| EXERCISE TASK |
Say the number of lines containing the string "have", and say nothing else.
○ ○ ○ ○
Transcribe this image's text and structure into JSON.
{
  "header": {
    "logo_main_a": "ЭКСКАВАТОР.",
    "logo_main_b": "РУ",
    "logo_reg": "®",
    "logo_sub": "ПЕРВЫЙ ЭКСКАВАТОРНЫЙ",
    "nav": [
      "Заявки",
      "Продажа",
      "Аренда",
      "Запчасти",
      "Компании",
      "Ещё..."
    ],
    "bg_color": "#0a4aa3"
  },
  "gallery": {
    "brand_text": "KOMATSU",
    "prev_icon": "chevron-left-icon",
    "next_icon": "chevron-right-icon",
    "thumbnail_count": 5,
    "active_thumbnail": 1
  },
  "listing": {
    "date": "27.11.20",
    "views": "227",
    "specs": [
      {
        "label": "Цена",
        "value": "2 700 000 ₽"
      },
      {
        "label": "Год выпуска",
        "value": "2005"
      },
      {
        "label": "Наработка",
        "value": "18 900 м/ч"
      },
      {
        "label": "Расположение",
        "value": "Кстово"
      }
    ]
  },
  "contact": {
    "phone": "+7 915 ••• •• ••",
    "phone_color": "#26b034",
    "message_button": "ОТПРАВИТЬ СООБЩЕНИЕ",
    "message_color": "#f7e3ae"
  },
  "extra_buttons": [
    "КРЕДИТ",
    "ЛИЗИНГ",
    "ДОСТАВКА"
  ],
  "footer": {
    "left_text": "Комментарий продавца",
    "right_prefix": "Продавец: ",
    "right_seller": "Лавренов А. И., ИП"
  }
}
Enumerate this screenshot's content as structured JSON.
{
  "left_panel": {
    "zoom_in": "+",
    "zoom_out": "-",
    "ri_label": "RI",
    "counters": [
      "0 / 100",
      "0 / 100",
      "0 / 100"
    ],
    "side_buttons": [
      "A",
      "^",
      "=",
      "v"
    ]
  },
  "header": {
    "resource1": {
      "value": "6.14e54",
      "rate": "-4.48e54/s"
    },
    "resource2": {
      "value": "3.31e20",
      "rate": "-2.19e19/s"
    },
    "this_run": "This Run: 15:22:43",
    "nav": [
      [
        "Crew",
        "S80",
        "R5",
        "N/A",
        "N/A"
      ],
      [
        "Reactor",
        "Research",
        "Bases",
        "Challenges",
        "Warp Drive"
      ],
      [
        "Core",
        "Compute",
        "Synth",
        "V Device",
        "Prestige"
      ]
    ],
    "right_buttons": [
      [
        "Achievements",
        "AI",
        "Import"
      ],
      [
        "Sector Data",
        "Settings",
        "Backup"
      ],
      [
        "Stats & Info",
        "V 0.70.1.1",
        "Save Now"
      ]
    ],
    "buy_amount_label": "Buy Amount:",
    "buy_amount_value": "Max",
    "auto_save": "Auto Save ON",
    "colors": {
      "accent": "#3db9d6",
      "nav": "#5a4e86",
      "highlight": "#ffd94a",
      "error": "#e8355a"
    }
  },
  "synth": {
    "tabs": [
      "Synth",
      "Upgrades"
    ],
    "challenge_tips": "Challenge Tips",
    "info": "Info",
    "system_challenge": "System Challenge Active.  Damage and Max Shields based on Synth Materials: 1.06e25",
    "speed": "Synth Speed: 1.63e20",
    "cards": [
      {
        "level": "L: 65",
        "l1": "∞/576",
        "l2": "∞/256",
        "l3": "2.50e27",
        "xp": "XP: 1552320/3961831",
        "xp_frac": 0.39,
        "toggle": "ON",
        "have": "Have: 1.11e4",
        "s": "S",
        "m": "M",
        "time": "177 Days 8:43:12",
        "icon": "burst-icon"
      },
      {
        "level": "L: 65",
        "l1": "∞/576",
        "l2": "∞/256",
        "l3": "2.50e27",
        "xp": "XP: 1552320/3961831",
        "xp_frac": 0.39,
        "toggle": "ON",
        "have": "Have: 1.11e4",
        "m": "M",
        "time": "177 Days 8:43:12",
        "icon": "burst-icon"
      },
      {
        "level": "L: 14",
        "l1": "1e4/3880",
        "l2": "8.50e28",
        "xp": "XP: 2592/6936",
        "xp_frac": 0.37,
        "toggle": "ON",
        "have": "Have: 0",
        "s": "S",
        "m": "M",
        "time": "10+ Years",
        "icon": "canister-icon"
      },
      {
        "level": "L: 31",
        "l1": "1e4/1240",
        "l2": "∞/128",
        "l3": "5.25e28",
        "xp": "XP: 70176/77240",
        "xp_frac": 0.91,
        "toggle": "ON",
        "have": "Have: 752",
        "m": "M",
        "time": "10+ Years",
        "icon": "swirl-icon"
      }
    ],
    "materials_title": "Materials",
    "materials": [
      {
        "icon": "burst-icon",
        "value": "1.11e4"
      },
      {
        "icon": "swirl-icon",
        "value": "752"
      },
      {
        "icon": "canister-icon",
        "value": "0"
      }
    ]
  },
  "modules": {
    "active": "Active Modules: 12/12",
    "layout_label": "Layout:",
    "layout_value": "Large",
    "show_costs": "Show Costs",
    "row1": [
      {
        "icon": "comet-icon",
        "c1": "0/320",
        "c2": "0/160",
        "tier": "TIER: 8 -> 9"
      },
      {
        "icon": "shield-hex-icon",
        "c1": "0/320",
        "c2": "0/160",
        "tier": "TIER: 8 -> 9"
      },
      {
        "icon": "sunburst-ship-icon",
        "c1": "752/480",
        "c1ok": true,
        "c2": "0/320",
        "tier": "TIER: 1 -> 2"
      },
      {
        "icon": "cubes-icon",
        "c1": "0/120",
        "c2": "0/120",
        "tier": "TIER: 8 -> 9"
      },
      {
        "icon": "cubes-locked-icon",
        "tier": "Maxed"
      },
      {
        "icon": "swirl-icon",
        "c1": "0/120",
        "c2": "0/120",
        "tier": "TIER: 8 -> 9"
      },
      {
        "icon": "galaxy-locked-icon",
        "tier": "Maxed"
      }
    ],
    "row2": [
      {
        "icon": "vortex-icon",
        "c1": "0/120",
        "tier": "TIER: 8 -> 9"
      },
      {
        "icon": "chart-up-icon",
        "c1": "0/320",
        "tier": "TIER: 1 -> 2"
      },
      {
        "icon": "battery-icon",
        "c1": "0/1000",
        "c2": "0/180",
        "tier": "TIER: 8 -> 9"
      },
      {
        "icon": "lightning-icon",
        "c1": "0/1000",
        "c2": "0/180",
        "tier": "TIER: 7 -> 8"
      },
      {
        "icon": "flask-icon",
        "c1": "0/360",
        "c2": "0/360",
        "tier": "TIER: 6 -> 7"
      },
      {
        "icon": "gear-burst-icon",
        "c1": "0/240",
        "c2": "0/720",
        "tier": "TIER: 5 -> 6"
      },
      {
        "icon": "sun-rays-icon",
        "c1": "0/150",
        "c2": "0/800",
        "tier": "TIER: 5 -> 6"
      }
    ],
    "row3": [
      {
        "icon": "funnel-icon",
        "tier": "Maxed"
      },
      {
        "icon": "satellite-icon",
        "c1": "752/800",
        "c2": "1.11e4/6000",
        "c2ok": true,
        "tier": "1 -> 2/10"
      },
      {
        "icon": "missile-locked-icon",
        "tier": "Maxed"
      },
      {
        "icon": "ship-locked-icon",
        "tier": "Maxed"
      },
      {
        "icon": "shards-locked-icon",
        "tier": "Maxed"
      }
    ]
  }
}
○ ○ ○ ○
| SOLUTION FOR THIS PROBLEM |
4